## Exercise details
Please extend the review of The Demon Joke below, picking up after its last sentence.

## Reading text

↓

The best rock band to come out of Manchester for a decade.

A year to the day following that band’s dissolution, Vennart and fellow Oceansize cohort, Richard ‘Gambler’ Ingram launched British Theatre: a canny proposition, streamlining the distorted, glitchy and lush atmospherics of the former, whilst substituting a full backing band for laptop dancing. Not a million miles from Radiohead‘s Kid Amnesiac days, albeit grimier, more louche, sordid.

Ingram, and former Oceansize guitarist, Steve Durose both contribute to the new record, The Demon Joke, but to all intents and purposes it’s a one man show now. He launched the new tracks – or some of them at least – at a gig downstairs in Sticky Mike’s Frog Bar here in Brighton last week and I’m not ashamed to say that I couldn’t make head or tail of them. I felt the same way the first time I heard Effloresce (much like Trout Mask Replica, Angel Dust, Second Toughest In The Infants and Spirit Of Eden: sometimes brilliance takes time to absorb and process, even when it’s presence is instantly recognizeable).

↑

## Record excerpts

↓

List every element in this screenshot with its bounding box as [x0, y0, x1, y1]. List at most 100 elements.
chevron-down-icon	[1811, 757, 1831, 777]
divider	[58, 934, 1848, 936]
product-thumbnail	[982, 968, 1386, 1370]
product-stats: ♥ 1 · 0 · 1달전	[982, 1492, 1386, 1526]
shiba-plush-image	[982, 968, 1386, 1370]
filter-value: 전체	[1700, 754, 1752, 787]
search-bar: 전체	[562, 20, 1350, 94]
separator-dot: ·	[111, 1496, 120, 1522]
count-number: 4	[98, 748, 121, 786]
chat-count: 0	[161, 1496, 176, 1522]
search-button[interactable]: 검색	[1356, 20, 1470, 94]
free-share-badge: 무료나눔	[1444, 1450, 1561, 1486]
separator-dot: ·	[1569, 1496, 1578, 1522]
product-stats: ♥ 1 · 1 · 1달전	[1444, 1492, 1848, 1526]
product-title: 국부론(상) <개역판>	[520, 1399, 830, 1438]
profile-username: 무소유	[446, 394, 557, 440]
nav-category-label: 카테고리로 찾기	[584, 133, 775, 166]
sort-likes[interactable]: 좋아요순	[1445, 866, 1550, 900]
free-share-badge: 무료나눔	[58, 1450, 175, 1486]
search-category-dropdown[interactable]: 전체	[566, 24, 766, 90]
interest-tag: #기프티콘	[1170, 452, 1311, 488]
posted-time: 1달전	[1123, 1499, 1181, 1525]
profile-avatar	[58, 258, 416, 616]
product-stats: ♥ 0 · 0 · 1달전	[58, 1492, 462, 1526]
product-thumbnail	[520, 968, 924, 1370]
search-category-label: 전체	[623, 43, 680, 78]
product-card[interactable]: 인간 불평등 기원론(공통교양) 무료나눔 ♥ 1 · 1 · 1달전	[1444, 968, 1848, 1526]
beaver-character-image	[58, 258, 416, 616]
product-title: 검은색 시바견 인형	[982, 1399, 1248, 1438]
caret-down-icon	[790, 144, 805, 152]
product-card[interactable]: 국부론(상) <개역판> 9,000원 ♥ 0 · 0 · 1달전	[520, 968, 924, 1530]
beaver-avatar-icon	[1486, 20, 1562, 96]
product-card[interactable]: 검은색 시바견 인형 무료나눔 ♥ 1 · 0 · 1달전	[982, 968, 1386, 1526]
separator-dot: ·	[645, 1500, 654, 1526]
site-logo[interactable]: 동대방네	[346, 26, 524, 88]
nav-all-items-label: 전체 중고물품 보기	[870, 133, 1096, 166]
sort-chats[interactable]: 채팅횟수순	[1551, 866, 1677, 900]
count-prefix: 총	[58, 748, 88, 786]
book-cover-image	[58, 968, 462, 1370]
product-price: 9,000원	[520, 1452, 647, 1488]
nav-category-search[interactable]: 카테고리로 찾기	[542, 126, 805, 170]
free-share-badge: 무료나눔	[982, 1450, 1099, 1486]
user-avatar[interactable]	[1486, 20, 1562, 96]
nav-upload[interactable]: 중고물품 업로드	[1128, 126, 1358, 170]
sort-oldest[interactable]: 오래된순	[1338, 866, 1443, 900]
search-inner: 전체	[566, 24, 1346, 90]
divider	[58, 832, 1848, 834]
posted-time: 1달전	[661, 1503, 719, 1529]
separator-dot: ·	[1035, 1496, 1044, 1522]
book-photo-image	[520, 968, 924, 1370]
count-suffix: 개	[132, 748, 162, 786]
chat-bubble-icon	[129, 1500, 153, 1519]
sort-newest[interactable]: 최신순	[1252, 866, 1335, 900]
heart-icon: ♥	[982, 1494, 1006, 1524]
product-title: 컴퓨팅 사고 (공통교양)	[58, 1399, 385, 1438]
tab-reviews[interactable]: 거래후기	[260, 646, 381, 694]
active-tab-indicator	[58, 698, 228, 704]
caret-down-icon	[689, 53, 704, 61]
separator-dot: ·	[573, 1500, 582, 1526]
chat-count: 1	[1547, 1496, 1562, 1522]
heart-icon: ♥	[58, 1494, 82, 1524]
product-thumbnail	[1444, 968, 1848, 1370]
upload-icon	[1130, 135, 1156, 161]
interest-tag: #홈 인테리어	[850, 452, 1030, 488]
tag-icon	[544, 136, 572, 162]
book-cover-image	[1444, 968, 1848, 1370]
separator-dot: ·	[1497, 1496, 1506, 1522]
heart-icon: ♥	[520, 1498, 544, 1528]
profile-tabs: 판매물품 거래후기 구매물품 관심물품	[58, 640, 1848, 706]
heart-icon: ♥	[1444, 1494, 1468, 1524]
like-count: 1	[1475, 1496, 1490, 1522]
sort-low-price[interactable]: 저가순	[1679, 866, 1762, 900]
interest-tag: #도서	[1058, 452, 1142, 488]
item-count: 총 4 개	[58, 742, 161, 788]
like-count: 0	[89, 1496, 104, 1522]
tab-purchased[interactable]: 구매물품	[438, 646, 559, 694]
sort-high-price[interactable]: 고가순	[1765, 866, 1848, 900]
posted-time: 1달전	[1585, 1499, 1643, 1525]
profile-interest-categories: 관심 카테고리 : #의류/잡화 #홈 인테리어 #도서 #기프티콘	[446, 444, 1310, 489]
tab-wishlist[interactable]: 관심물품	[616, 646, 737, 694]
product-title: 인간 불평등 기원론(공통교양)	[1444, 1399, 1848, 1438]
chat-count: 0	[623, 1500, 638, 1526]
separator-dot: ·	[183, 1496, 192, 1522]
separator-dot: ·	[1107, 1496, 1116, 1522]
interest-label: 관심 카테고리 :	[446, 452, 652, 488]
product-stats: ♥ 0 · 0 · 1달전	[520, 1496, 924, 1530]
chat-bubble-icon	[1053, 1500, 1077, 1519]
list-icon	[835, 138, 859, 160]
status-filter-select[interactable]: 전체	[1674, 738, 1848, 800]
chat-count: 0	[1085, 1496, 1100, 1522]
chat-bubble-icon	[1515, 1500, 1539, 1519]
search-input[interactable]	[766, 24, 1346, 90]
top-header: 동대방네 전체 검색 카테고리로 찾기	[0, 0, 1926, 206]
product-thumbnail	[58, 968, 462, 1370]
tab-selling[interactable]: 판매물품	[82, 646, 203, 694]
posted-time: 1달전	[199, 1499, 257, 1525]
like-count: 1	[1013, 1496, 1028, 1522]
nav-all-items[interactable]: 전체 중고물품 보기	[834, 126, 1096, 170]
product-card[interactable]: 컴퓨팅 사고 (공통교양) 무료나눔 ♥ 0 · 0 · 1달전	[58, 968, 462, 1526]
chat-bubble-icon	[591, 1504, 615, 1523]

↑

## Result of the task
In interview, Vennart references (second Oceansize LP) Everyone Into Position, both musically and personally, suggesting ‘I’ve not believed in a record as much since…’ which is good news for me, since EIP is my favourite ‘Size album, though follow-up Frames comes bloody close, and Trail Of Fire (from Frames) is not only my fave Oceansize track but perhaps my favourite song of all time. They didn’t play that at the gig, though they did pull a few classics out of the bag, including Music For A Nurse, Ornament (The Last Wrongs) ‘really long and fuckin’ hard to play’ and Part Cardiac. Even the deceptively-basic, Sabbath-y grind of the latter – from Oceansize swansong, the uneven, Self-Preserved While The Bodies Float Up – conveyed more emotional depth than their support act, Lithuania’s Mutiny On The Bounty, whose selection of sub-Depeche  Mode b-side material merely served to confirm the futility of industrial, post-rock instrumentalism. The wank dripping from a sea of dumbly-nodding post-hipster beards. The ‘Size stood out from the crowd and one has a feeling that Vennart‘s new collection – written whilst on the road as Biffy Clyro‘s live utility guy, studio-enhanced and mixed by Gambler and Durose will too, thanks to a lifetime of musical geekality absorbed from Maiden to Radiohead. The live presentation was augmented by Durose on guitar and b/vox, Gambler on bass and keys and newkid Denzel on drums, who along with Jo Spratley (Spratley’s Japs) also appear on The Demon Joke. The latter is winging it to me as I type, whereupon the chance to make fuller sense and fall once-again in love will surely present itself…

Can’t wait, chaps 😉

Another track, Infatuate is also available upon preordering here

You know you want to…

Style. Over. Substance.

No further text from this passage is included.